[Data shown]:
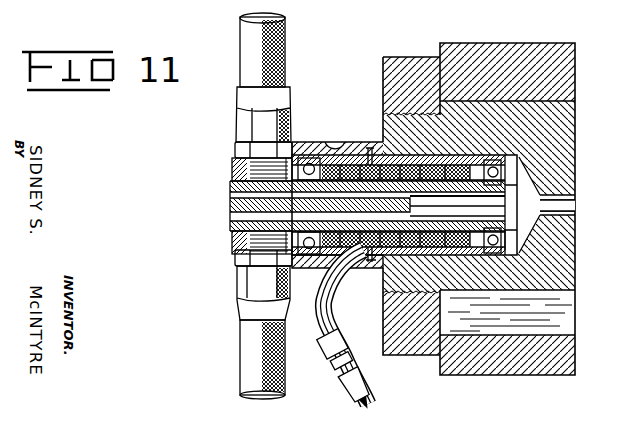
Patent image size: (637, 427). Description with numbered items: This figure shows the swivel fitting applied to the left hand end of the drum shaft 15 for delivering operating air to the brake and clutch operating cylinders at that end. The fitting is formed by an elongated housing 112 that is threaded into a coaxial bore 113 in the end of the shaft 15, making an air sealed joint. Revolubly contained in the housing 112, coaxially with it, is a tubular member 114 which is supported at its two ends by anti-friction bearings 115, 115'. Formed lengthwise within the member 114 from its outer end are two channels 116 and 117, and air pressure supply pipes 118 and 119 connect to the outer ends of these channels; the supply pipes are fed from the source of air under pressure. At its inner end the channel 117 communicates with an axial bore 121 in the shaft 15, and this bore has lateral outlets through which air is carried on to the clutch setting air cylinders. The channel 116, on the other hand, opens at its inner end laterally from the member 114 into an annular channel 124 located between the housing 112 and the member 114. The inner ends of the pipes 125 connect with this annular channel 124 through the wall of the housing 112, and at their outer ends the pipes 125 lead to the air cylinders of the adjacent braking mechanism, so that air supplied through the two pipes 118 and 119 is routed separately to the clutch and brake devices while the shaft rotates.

The shaft 15 is at (550, 122).
The elongated housing 112 is at (338, 142).
The coaxial bore 113 is at (505, 157).
The tubular member 114 is at (238, 242).
The anti-friction bearing 115 is at (232, 273).
The anti-friction bearing 115' is at (559, 220).
The channel 116 is at (296, 206).
The channel 117 is at (236, 160).
The air pressure supply pipe 118 is at (250, 346).
The air pressure supply pipe 119 is at (286, 56).
The axial bore 121 is at (558, 207).
The annular channel 124 is at (370, 148).
The pipe 125 is at (317, 310).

[Task prompt]:
Reproduce the material above verbatim, omitting the picture.

[Response to this task]:
Patent image size: (637, 427). Description with numbered items: This figure shows the swivel fitting applied to the left hand end of the drum shaft 15 for delivering operating air to the brake and clutch operating cylinders at that end. The fitting is formed by an elongated housing 112 that is threaded into a coaxial bore 113 in the end of the shaft 15, making an air sealed joint. Revolubly contained in the housing 112, coaxially with it, is a tubular member 114 which is supported at its two ends by anti-friction bearings 115, 115'. Formed lengthwise within the member 114 from its outer end are two channels 116 and 117, and air pressure supply pipes 118 and 119 connect to the outer ends of these channels; the supply pipes are fed from the source of air under pressure. At its inner end the channel 117 communicates with an axial bore 121 in the shaft 15, and this bore has lateral outlets through which air is carried on to the clutch setting air cylinders. The channel 116, on the other hand, opens at its inner end laterally from the member 114 into an annular channel 124 located between the housing 112 and the member 114. The inner ends of the pipes 125 connect with this annular channel 124 through the wall of the housing 112, and at their outer ends the pipes 125 lead to the air cylinders of the adjacent braking mechanism, so that air supplied through the two pipes 118 and 119 is routed separately to the clutch and brake devices while the shaft rotates.

The shaft 15 is at (550, 122).
The elongated housing 112 is at (338, 142).
The coaxial bore 113 is at (505, 157).
The tubular member 114 is at (238, 242).
The anti-friction bearing 115 is at (232, 273).
The anti-friction bearing 115' is at (559, 220).
The channel 116 is at (296, 206).
The channel 117 is at (236, 160).
The air pressure supply pipe 118 is at (250, 346).
The air pressure supply pipe 119 is at (286, 56).
The axial bore 121 is at (558, 207).
The annular channel 124 is at (370, 148).
The pipe 125 is at (317, 310).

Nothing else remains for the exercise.